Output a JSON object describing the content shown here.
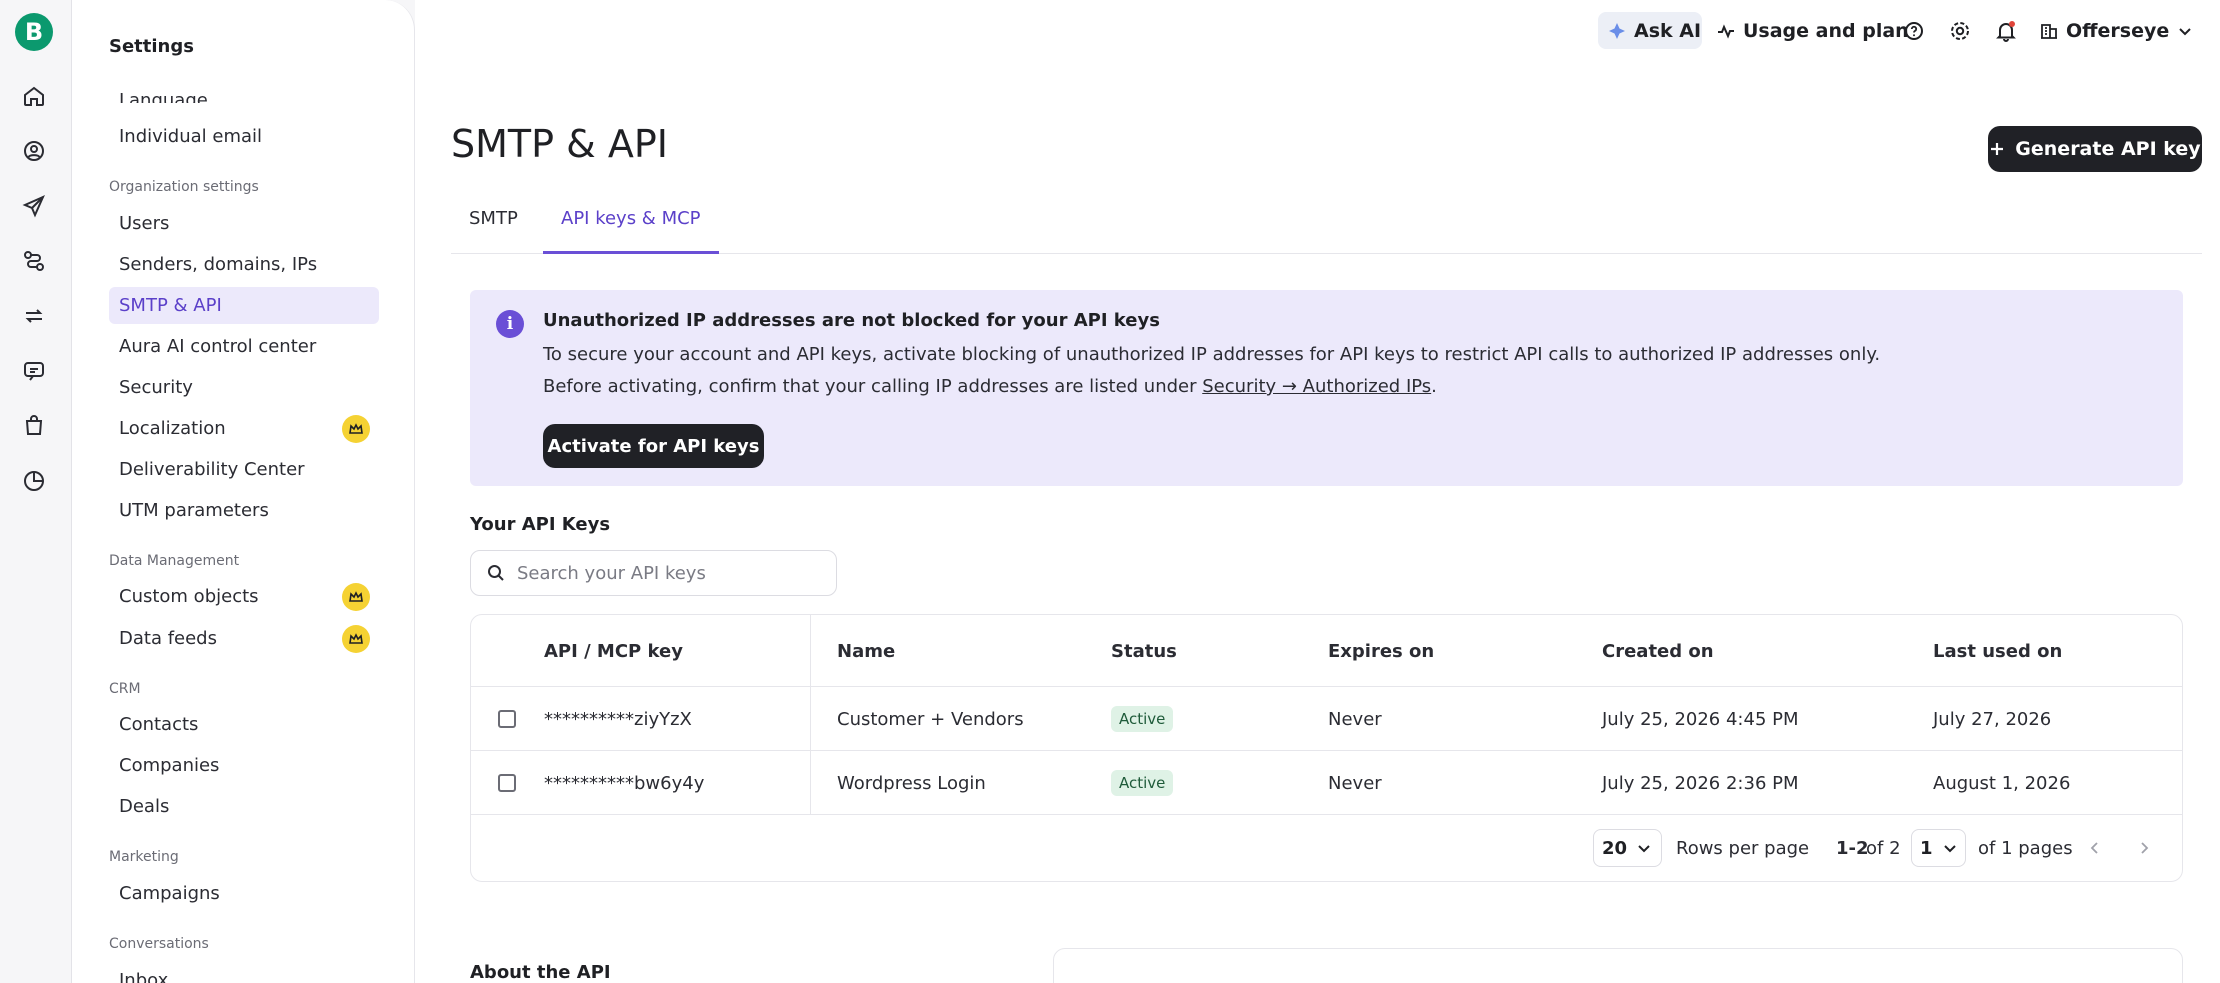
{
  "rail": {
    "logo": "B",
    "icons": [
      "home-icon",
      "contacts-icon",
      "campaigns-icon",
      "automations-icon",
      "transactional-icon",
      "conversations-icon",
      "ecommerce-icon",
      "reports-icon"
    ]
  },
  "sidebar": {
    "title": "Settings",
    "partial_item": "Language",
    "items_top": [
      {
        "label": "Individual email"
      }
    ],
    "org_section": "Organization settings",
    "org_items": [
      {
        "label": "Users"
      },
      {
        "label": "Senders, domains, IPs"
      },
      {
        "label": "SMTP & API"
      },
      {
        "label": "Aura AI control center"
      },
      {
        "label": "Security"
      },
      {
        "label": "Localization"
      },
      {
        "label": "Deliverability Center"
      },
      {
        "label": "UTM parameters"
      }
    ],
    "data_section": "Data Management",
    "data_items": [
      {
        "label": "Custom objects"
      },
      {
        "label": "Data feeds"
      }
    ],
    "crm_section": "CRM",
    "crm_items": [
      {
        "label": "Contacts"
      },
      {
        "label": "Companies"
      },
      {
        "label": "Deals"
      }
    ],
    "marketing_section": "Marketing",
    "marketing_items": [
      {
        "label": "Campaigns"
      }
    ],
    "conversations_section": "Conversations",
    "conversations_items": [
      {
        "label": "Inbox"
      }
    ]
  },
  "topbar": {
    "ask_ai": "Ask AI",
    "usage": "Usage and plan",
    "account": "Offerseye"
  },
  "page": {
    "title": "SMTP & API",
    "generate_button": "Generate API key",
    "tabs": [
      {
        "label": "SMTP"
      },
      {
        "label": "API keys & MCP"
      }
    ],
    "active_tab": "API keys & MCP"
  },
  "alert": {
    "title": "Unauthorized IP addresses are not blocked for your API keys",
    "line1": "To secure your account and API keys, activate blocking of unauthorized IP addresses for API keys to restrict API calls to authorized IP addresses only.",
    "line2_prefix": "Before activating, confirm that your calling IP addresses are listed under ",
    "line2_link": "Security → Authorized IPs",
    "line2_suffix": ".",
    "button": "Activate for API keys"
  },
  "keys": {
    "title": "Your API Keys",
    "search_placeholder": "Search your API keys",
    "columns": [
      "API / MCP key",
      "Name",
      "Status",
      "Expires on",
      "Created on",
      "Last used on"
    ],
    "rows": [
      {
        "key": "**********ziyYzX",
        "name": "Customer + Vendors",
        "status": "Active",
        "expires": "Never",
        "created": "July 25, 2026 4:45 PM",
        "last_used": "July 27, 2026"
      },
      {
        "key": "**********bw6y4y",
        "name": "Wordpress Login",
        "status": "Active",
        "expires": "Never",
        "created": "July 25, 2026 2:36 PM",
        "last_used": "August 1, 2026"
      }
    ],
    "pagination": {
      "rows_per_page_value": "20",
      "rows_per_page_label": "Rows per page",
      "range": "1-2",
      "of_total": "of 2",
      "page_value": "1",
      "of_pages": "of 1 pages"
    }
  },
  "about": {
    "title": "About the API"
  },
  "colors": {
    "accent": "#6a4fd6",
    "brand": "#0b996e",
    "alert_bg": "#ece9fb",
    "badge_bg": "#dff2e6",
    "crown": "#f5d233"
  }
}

.....

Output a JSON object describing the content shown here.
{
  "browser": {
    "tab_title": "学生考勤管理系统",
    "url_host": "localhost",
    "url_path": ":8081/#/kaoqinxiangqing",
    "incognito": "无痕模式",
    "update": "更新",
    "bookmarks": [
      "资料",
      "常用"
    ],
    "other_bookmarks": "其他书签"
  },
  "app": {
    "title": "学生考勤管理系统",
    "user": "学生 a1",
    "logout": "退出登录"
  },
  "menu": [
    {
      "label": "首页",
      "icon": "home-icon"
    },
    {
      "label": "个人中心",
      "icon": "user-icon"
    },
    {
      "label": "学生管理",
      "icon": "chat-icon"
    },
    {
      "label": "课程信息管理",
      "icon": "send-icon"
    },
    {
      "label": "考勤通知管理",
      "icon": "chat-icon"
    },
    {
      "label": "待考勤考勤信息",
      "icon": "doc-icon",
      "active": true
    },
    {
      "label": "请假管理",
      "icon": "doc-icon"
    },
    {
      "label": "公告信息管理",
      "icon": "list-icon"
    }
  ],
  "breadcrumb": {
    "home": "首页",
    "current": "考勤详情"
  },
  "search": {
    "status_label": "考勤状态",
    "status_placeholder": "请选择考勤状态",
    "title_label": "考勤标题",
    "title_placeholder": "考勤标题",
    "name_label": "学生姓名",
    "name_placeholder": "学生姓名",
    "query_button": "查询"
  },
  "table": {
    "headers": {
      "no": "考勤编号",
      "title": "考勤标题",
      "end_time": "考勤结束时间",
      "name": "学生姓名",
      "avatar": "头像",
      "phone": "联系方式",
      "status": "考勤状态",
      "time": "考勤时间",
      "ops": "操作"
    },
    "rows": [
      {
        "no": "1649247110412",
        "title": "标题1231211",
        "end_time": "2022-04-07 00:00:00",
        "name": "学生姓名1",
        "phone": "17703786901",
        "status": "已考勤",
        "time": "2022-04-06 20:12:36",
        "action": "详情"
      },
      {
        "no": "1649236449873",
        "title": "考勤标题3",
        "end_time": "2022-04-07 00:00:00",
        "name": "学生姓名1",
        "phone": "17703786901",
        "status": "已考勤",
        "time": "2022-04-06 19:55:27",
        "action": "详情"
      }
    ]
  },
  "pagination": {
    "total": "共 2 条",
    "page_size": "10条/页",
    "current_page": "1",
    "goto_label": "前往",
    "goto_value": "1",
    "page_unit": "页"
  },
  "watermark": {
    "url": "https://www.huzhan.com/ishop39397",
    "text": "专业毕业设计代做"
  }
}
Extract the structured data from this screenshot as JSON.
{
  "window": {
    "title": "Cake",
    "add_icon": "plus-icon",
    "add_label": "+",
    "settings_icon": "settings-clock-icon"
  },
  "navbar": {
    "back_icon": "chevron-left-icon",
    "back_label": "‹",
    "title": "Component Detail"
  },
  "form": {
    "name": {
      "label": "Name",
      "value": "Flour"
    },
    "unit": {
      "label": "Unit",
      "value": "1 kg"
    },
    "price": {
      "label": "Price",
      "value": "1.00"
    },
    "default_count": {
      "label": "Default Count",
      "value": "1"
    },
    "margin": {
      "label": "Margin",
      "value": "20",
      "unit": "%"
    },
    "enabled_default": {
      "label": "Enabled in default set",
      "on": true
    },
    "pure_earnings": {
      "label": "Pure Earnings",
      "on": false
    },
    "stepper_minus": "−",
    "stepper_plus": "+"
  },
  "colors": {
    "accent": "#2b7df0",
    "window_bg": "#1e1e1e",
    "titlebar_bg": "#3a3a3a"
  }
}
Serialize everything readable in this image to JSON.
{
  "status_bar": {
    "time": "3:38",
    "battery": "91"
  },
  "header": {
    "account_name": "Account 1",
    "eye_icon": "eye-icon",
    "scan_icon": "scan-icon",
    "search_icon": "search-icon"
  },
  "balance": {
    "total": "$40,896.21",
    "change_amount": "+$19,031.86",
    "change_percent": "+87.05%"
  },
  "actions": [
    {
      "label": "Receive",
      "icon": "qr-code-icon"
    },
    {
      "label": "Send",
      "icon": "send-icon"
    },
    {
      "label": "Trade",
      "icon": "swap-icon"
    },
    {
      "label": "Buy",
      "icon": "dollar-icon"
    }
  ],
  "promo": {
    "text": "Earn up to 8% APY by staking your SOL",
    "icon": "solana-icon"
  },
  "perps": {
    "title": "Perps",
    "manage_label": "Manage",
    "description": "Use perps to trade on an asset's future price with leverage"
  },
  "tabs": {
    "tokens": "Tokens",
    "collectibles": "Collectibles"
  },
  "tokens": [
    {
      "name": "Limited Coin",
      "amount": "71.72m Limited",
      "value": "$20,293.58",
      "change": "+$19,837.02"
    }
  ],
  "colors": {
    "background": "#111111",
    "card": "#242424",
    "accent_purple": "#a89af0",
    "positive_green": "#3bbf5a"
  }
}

.....

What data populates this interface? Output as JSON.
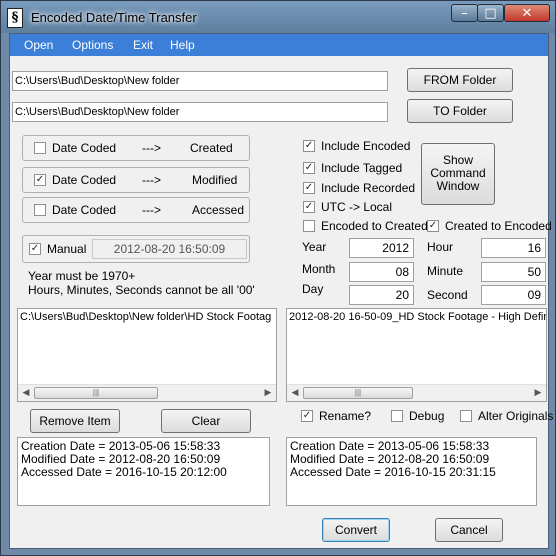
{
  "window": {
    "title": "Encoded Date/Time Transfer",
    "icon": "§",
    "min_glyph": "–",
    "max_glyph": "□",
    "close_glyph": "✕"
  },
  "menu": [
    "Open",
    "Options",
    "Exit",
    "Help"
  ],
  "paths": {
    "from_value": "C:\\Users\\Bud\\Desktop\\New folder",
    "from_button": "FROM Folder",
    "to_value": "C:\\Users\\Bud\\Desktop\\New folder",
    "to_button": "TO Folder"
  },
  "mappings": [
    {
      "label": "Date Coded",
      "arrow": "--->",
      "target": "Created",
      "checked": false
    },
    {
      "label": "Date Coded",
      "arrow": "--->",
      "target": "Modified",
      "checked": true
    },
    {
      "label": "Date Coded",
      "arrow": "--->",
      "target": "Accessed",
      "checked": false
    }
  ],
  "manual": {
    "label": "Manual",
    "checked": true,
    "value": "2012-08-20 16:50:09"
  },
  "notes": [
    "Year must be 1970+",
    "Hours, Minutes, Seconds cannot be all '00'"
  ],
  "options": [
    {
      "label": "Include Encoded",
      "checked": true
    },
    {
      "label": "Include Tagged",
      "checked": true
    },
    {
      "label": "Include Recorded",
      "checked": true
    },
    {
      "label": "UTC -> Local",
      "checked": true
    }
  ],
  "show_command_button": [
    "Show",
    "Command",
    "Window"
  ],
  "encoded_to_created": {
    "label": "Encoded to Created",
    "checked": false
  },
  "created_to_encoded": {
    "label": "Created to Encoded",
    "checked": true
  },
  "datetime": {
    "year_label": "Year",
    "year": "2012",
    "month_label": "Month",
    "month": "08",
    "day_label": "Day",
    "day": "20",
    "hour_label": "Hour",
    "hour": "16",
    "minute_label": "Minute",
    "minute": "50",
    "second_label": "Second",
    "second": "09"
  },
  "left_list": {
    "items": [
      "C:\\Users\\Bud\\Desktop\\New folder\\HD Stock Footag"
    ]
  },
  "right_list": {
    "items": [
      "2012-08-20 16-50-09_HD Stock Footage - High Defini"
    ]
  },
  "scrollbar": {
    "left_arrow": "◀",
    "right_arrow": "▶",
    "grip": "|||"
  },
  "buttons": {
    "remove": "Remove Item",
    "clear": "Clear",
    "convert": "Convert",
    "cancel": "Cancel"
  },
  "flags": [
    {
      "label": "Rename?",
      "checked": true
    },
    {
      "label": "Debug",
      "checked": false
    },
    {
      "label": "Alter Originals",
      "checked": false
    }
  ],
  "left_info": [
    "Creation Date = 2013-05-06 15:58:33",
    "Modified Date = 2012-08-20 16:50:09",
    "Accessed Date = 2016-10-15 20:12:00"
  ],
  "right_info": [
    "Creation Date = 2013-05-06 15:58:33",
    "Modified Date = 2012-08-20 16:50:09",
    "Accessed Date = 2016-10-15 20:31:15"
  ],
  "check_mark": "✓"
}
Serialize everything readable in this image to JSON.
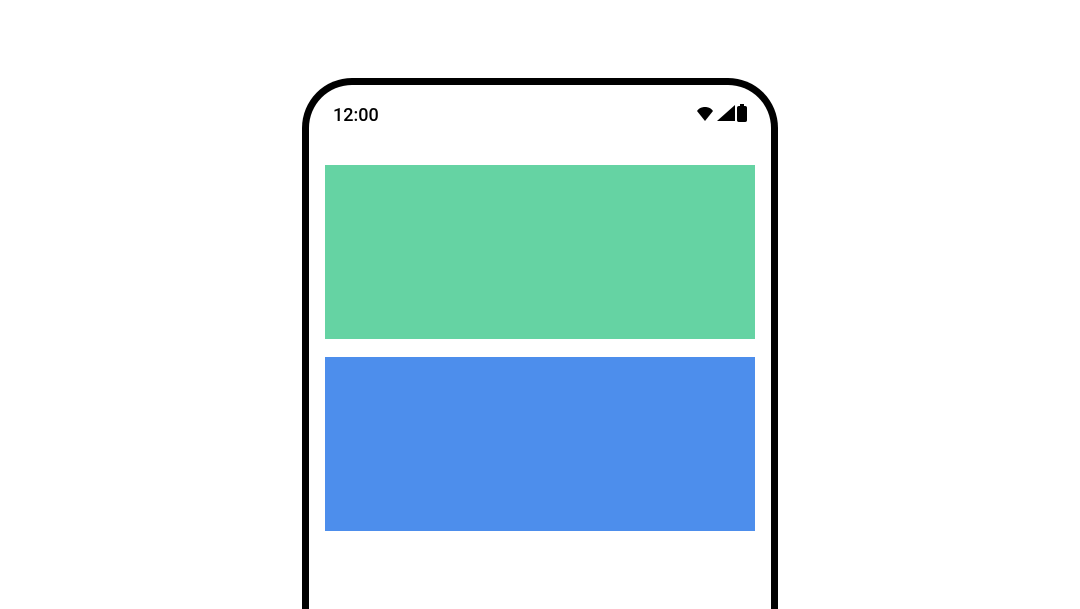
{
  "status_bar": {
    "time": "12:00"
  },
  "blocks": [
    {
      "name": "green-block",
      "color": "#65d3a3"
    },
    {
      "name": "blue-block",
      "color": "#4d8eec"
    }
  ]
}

.....

What this task involves:
Note every line above where the string "SMTP" shows up, and copy those lines.

Finished task:
        "label": "SMTP & API"
    "title": "SMTP & API",
        "label": "SMTP"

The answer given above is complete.